Extracted information
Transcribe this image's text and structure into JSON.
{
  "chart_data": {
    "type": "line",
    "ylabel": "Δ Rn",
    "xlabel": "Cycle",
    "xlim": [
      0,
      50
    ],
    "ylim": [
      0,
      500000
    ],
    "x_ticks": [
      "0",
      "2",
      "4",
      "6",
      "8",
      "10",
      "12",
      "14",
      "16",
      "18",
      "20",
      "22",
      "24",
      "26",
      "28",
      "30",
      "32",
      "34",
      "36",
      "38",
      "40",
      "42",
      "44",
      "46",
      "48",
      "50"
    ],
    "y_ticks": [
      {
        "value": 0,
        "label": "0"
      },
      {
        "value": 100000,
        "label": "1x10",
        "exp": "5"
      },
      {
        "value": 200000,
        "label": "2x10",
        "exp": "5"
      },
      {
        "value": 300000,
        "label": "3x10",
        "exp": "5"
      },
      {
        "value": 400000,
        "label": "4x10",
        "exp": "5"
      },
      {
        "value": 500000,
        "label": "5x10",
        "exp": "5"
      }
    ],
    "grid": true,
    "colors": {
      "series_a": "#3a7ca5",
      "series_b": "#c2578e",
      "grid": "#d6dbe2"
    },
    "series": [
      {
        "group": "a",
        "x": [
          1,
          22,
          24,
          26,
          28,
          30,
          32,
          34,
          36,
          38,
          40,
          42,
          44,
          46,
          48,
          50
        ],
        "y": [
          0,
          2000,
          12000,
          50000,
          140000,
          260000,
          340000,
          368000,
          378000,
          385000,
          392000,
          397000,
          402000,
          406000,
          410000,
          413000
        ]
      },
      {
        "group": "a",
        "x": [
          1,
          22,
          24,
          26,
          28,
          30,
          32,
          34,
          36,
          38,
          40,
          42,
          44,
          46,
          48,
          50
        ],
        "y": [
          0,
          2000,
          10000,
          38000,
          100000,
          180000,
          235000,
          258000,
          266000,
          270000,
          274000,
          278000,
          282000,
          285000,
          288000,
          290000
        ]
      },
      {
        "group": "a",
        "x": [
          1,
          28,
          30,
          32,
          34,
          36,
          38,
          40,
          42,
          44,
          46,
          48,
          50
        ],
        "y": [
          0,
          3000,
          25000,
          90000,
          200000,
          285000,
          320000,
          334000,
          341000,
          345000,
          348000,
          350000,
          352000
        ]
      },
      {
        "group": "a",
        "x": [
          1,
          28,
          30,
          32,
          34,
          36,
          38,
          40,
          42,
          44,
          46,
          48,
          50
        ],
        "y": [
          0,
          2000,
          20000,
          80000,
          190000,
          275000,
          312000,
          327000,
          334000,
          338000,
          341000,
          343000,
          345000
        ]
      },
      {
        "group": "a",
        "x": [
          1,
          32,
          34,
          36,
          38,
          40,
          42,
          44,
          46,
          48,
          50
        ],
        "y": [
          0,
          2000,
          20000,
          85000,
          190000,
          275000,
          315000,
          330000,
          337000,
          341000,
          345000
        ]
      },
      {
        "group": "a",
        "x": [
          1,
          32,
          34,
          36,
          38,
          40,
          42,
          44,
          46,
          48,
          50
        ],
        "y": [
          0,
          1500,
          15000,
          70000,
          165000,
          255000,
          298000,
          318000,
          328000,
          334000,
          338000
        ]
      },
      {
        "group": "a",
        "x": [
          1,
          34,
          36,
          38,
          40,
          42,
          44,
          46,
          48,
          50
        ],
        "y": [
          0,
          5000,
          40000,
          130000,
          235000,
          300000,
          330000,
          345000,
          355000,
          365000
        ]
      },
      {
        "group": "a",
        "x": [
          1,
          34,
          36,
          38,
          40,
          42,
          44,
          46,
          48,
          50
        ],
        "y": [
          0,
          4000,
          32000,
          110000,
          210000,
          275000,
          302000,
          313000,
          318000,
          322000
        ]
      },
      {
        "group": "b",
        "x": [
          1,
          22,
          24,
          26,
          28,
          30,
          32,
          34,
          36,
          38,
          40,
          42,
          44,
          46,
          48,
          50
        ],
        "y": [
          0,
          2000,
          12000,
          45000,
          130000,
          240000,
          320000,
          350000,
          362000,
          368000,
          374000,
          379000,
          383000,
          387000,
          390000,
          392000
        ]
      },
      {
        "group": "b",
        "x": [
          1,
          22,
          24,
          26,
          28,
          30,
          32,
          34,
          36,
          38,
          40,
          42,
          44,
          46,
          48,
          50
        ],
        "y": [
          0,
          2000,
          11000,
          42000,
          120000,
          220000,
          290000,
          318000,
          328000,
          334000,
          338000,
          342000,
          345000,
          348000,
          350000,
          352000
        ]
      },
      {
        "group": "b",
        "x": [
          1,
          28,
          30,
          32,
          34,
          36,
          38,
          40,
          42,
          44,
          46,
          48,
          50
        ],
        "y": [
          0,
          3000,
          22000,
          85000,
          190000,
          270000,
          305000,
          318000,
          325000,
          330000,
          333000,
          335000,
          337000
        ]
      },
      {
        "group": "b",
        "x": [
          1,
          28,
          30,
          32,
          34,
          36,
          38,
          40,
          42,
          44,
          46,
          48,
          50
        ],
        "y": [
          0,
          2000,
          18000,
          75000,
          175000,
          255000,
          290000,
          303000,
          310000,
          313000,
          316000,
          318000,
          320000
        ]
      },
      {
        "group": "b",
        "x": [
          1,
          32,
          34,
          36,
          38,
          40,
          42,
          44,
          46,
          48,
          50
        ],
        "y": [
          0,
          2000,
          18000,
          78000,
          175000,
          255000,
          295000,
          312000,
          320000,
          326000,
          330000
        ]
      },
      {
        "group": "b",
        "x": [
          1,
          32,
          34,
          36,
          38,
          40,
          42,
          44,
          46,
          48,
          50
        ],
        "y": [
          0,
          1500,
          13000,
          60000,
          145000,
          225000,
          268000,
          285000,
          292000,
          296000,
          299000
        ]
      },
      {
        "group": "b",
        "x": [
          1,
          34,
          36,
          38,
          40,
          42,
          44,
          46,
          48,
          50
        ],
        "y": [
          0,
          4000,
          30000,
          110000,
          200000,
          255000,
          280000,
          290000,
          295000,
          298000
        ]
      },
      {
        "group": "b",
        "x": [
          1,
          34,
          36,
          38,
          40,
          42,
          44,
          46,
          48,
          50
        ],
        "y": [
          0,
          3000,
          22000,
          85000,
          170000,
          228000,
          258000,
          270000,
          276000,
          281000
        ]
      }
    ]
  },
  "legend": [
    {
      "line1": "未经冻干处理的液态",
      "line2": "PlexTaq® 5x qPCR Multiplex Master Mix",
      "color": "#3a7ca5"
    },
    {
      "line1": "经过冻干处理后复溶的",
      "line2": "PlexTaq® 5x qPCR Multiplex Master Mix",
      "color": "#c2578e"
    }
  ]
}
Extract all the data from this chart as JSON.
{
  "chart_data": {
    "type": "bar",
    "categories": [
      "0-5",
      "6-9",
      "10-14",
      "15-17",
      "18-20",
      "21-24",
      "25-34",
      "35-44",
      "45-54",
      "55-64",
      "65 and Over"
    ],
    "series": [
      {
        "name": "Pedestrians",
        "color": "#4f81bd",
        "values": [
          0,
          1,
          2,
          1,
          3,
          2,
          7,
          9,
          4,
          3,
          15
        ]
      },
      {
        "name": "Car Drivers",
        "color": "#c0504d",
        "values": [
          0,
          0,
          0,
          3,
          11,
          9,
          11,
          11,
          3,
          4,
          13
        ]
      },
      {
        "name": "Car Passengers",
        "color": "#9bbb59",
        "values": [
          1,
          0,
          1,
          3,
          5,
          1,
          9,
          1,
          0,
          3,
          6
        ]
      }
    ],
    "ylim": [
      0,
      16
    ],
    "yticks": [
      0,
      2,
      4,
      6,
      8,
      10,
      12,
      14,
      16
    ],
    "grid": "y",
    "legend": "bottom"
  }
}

What is being asked
All of the entries must be written out exactly as they stand.

Solution below
Transcribe this image's text and structure into JSON.
{
  "chart_data": {
    "type": "line",
    "ylabel": "Δ Rn",
    "xlabel": "Cycle",
    "xlim": [
      0,
      50
    ],
    "ylim": [
      0,
      500000
    ],
    "x_ticks": [
      "0",
      "2",
      "4",
      "6",
      "8",
      "10",
      "12",
      "14",
      "16",
      "18",
      "20",
      "22",
      "24",
      "26",
      "28",
      "30",
      "32",
      "34",
      "36",
      "38",
      "40",
      "42",
      "44",
      "46",
      "48",
      "50"
    ],
    "y_ticks": [
      {
        "value": 0,
        "label": "0"
      },
      {
        "value": 100000,
        "label": "1x10",
        "exp": "5"
      },
      {
        "value": 200000,
        "label": "2x10",
        "exp": "5"
      },
      {
        "value": 300000,
        "label": "3x10",
        "exp": "5"
      },
      {
        "value": 400000,
        "label": "4x10",
        "exp": "5"
      },
      {
        "value": 500000,
        "label": "5x10",
        "exp": "5"
      }
    ],
    "grid": true,
    "colors": {
      "series_a": "#3a7ca5",
      "series_b": "#c2578e",
      "grid": "#d6dbe2"
    },
    "series": [
      {
        "group": "a",
        "x": [
          1,
          22,
          24,
          26,
          28,
          30,
          32,
          34,
          36,
          38,
          40,
          42,
          44,
          46,
          48,
          50
        ],
        "y": [
          0,
          2000,
          12000,
          50000,
          140000,
          260000,
          340000,
          368000,
          378000,
          385000,
          392000,
          397000,
          402000,
          406000,
          410000,
          413000
        ]
      },
      {
        "group": "a",
        "x": [
          1,
          22,
          24,
          26,
          28,
          30,
          32,
          34,
          36,
          38,
          40,
          42,
          44,
          46,
          48,
          50
        ],
        "y": [
          0,
          2000,
          10000,
          38000,
          100000,
          180000,
          235000,
          258000,
          266000,
          270000,
          274000,
          278000,
          282000,
          285000,
          288000,
          290000
        ]
      },
      {
        "group": "a",
        "x": [
          1,
          28,
          30,
          32,
          34,
          36,
          38,
          40,
          42,
          44,
          46,
          48,
          50
        ],
        "y": [
          0,
          3000,
          25000,
          90000,
          200000,
          285000,
          320000,
          334000,
          341000,
          345000,
          348000,
          350000,
          352000
        ]
      },
      {
        "group": "a",
        "x": [
          1,
          28,
          30,
          32,
          34,
          36,
          38,
          40,
          42,
          44,
          46,
          48,
          50
        ],
        "y": [
          0,
          2000,
          20000,
          80000,
          190000,
          275000,
          312000,
          327000,
          334000,
          338000,
          341000,
          343000,
          345000
        ]
      },
      {
        "group": "a",
        "x": [
          1,
          32,
          34,
          36,
          38,
          40,
          42,
          44,
          46,
          48,
          50
        ],
        "y": [
          0,
          2000,
          20000,
          85000,
          190000,
          275000,
          315000,
          330000,
          337000,
          341000,
          345000
        ]
      },
      {
        "group": "a",
        "x": [
          1,
          32,
          34,
          36,
          38,
          40,
          42,
          44,
          46,
          48,
          50
        ],
        "y": [
          0,
          1500,
          15000,
          70000,
          165000,
          255000,
          298000,
          318000,
          328000,
          334000,
          338000
        ]
      },
      {
        "group": "a",
        "x": [
          1,
          34,
          36,
          38,
          40,
          42,
          44,
          46,
          48,
          50
        ],
        "y": [
          0,
          5000,
          40000,
          130000,
          235000,
          300000,
          330000,
          345000,
          355000,
          365000
        ]
      },
      {
        "group": "a",
        "x": [
          1,
          34,
          36,
          38,
          40,
          42,
          44,
          46,
          48,
          50
        ],
        "y": [
          0,
          4000,
          32000,
          110000,
          210000,
          275000,
          302000,
          313000,
          318000,
          322000
        ]
      },
      {
        "group": "b",
        "x": [
          1,
          22,
          24,
          26,
          28,
          30,
          32,
          34,
          36,
          38,
          40,
          42,
          44,
          46,
          48,
          50
        ],
        "y": [
          0,
          2000,
          12000,
          45000,
          130000,
          240000,
          320000,
          350000,
          362000,
          368000,
          374000,
          379000,
          383000,
          387000,
          390000,
          392000
        ]
      },
      {
        "group": "b",
        "x": [
          1,
          22,
          24,
          26,
          28,
          30,
          32,
          34,
          36,
          38,
          40,
          42,
          44,
          46,
          48,
          50
        ],
        "y": [
          0,
          2000,
          11000,
          42000,
          120000,
          220000,
          290000,
          318000,
          328000,
          334000,
          338000,
          342000,
          345000,
          348000,
          350000,
          352000
        ]
      },
      {
        "group": "b",
        "x": [
          1,
          28,
          30,
          32,
          34,
          36,
          38,
          40,
          42,
          44,
          46,
          48,
          50
        ],
        "y": [
          0,
          3000,
          22000,
          85000,
          190000,
          270000,
          305000,
          318000,
          325000,
          330000,
          333000,
          335000,
          337000
        ]
      },
      {
        "group": "b",
        "x": [
          1,
          28,
          30,
          32,
          34,
          36,
          38,
          40,
          42,
          44,
          46,
          48,
          50
        ],
        "y": [
          0,
          2000,
          18000,
          75000,
          175000,
          255000,
          290000,
          303000,
          310000,
          313000,
          316000,
          318000,
          320000
        ]
      },
      {
        "group": "b",
        "x": [
          1,
          32,
          34,
          36,
          38,
          40,
          42,
          44,
          46,
          48,
          50
        ],
        "y": [
          0,
          2000,
          18000,
          78000,
          175000,
          255000,
          295000,
          312000,
          320000,
          326000,
          330000
        ]
      },
      {
        "group": "b",
        "x": [
          1,
          32,
          34,
          36,
          38,
          40,
          42,
          44,
          46,
          48,
          50
        ],
        "y": [
          0,
          1500,
          13000,
          60000,
          145000,
          225000,
          268000,
          285000,
          292000,
          296000,
          299000
        ]
      },
      {
        "group": "b",
        "x": [
          1,
          34,
          36,
          38,
          40,
          42,
          44,
          46,
          48,
          50
        ],
        "y": [
          0,
          4000,
          30000,
          110000,
          200000,
          255000,
          280000,
          290000,
          295000,
          298000
        ]
      },
      {
        "group": "b",
        "x": [
          1,
          34,
          36,
          38,
          40,
          42,
          44,
          46,
          48,
          50
        ],
        "y": [
          0,
          3000,
          22000,
          85000,
          170000,
          228000,
          258000,
          270000,
          276000,
          281000
        ]
      }
    ]
  },
  "legend": [
    {
      "line1": "未经冻干处理的液态",
      "line2": "PlexTaq® 5x qPCR Multiplex Master Mix",
      "color": "#3a7ca5"
    },
    {
      "line1": "经过冻干处理后复溶的",
      "line2": "PlexTaq® 5x qPCR Multiplex Master Mix",
      "color": "#c2578e"
    }
  ]
}
Extract all the data from this chart as JSON.
{
  "chart_data": {
    "type": "bar",
    "categories": [
      "0-5",
      "6-9",
      "10-14",
      "15-17",
      "18-20",
      "21-24",
      "25-34",
      "35-44",
      "45-54",
      "55-64",
      "65 and Over"
    ],
    "series": [
      {
        "name": "Pedestrians",
        "color": "#4f81bd",
        "values": [
          0,
          1,
          2,
          1,
          3,
          2,
          7,
          9,
          4,
          3,
          15
        ]
      },
      {
        "name": "Car Drivers",
        "color": "#c0504d",
        "values": [
          0,
          0,
          0,
          3,
          11,
          9,
          11,
          11,
          3,
          4,
          13
        ]
      },
      {
        "name": "Car Passengers",
        "color": "#9bbb59",
        "values": [
          1,
          0,
          1,
          3,
          5,
          1,
          9,
          1,
          0,
          3,
          6
        ]
      }
    ],
    "ylim": [
      0,
      16
    ],
    "yticks": [
      0,
      2,
      4,
      6,
      8,
      10,
      12,
      14,
      16
    ],
    "grid": "y",
    "legend": "bottom"
  }
}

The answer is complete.